◆ **RAW RECORDS**
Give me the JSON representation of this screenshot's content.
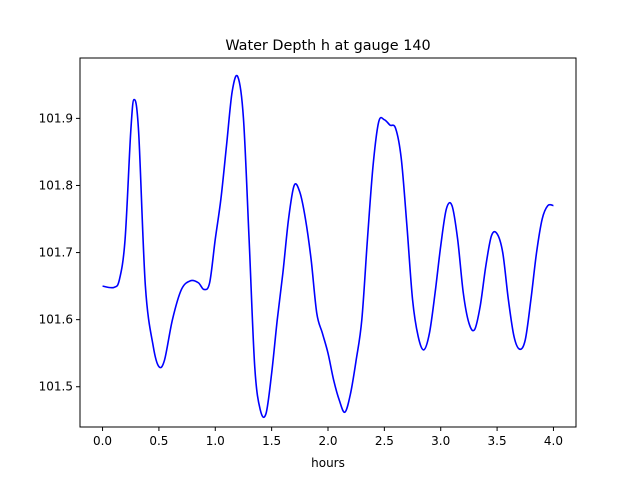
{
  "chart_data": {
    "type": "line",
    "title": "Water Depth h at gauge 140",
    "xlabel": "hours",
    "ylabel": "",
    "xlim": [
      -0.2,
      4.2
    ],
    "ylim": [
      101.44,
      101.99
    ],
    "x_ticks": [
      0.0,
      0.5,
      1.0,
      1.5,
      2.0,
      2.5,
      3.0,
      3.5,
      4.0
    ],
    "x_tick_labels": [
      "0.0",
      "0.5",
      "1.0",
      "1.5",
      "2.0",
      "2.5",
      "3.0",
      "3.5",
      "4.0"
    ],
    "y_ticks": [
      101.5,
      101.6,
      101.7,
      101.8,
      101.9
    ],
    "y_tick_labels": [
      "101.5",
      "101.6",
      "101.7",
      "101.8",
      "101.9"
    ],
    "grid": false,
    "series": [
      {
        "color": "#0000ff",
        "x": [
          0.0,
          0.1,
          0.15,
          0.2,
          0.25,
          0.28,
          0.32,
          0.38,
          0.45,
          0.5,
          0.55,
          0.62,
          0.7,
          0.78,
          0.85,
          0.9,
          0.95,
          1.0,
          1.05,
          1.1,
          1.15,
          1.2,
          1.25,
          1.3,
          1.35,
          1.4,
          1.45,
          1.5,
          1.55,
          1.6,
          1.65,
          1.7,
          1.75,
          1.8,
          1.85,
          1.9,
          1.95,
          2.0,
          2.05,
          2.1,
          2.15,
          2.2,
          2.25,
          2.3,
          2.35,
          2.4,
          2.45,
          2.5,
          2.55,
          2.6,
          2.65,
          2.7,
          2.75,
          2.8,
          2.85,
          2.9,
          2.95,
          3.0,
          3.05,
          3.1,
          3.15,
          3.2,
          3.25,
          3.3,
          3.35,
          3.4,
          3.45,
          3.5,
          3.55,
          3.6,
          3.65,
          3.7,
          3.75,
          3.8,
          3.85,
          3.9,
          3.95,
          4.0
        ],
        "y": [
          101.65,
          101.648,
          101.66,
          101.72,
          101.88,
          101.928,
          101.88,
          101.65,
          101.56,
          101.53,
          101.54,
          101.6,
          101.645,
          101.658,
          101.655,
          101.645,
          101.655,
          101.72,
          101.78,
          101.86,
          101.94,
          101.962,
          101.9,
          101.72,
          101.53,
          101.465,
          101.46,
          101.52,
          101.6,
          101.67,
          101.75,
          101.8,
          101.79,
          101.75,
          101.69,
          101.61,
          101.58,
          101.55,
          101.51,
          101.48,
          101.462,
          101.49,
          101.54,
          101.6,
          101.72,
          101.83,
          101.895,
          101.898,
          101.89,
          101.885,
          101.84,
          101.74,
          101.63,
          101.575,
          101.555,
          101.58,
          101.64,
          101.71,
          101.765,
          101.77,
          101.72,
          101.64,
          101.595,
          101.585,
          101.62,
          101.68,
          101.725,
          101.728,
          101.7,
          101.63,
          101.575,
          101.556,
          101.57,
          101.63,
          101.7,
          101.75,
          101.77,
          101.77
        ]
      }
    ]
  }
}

◆ **WHAT NEEDS TO BE DONE**
Output the full set of records above without changing a word, and drop the images.

◆ **FINISHED EXERCISE**
Give me the JSON representation of this screenshot's content.
{
  "chart_data": {
    "type": "line",
    "title": "Water Depth h at gauge 140",
    "xlabel": "hours",
    "ylabel": "",
    "xlim": [
      -0.2,
      4.2
    ],
    "ylim": [
      101.44,
      101.99
    ],
    "x_ticks": [
      0.0,
      0.5,
      1.0,
      1.5,
      2.0,
      2.5,
      3.0,
      3.5,
      4.0
    ],
    "x_tick_labels": [
      "0.0",
      "0.5",
      "1.0",
      "1.5",
      "2.0",
      "2.5",
      "3.0",
      "3.5",
      "4.0"
    ],
    "y_ticks": [
      101.5,
      101.6,
      101.7,
      101.8,
      101.9
    ],
    "y_tick_labels": [
      "101.5",
      "101.6",
      "101.7",
      "101.8",
      "101.9"
    ],
    "grid": false,
    "series": [
      {
        "color": "#0000ff",
        "x": [
          0.0,
          0.1,
          0.15,
          0.2,
          0.25,
          0.28,
          0.32,
          0.38,
          0.45,
          0.5,
          0.55,
          0.62,
          0.7,
          0.78,
          0.85,
          0.9,
          0.95,
          1.0,
          1.05,
          1.1,
          1.15,
          1.2,
          1.25,
          1.3,
          1.35,
          1.4,
          1.45,
          1.5,
          1.55,
          1.6,
          1.65,
          1.7,
          1.75,
          1.8,
          1.85,
          1.9,
          1.95,
          2.0,
          2.05,
          2.1,
          2.15,
          2.2,
          2.25,
          2.3,
          2.35,
          2.4,
          2.45,
          2.5,
          2.55,
          2.6,
          2.65,
          2.7,
          2.75,
          2.8,
          2.85,
          2.9,
          2.95,
          3.0,
          3.05,
          3.1,
          3.15,
          3.2,
          3.25,
          3.3,
          3.35,
          3.4,
          3.45,
          3.5,
          3.55,
          3.6,
          3.65,
          3.7,
          3.75,
          3.8,
          3.85,
          3.9,
          3.95,
          4.0
        ],
        "y": [
          101.65,
          101.648,
          101.66,
          101.72,
          101.88,
          101.928,
          101.88,
          101.65,
          101.56,
          101.53,
          101.54,
          101.6,
          101.645,
          101.658,
          101.655,
          101.645,
          101.655,
          101.72,
          101.78,
          101.86,
          101.94,
          101.962,
          101.9,
          101.72,
          101.53,
          101.465,
          101.46,
          101.52,
          101.6,
          101.67,
          101.75,
          101.8,
          101.79,
          101.75,
          101.69,
          101.61,
          101.58,
          101.55,
          101.51,
          101.48,
          101.462,
          101.49,
          101.54,
          101.6,
          101.72,
          101.83,
          101.895,
          101.898,
          101.89,
          101.885,
          101.84,
          101.74,
          101.63,
          101.575,
          101.555,
          101.58,
          101.64,
          101.71,
          101.765,
          101.77,
          101.72,
          101.64,
          101.595,
          101.585,
          101.62,
          101.68,
          101.725,
          101.728,
          101.7,
          101.63,
          101.575,
          101.556,
          101.57,
          101.63,
          101.7,
          101.75,
          101.77,
          101.77
        ]
      }
    ]
  }
}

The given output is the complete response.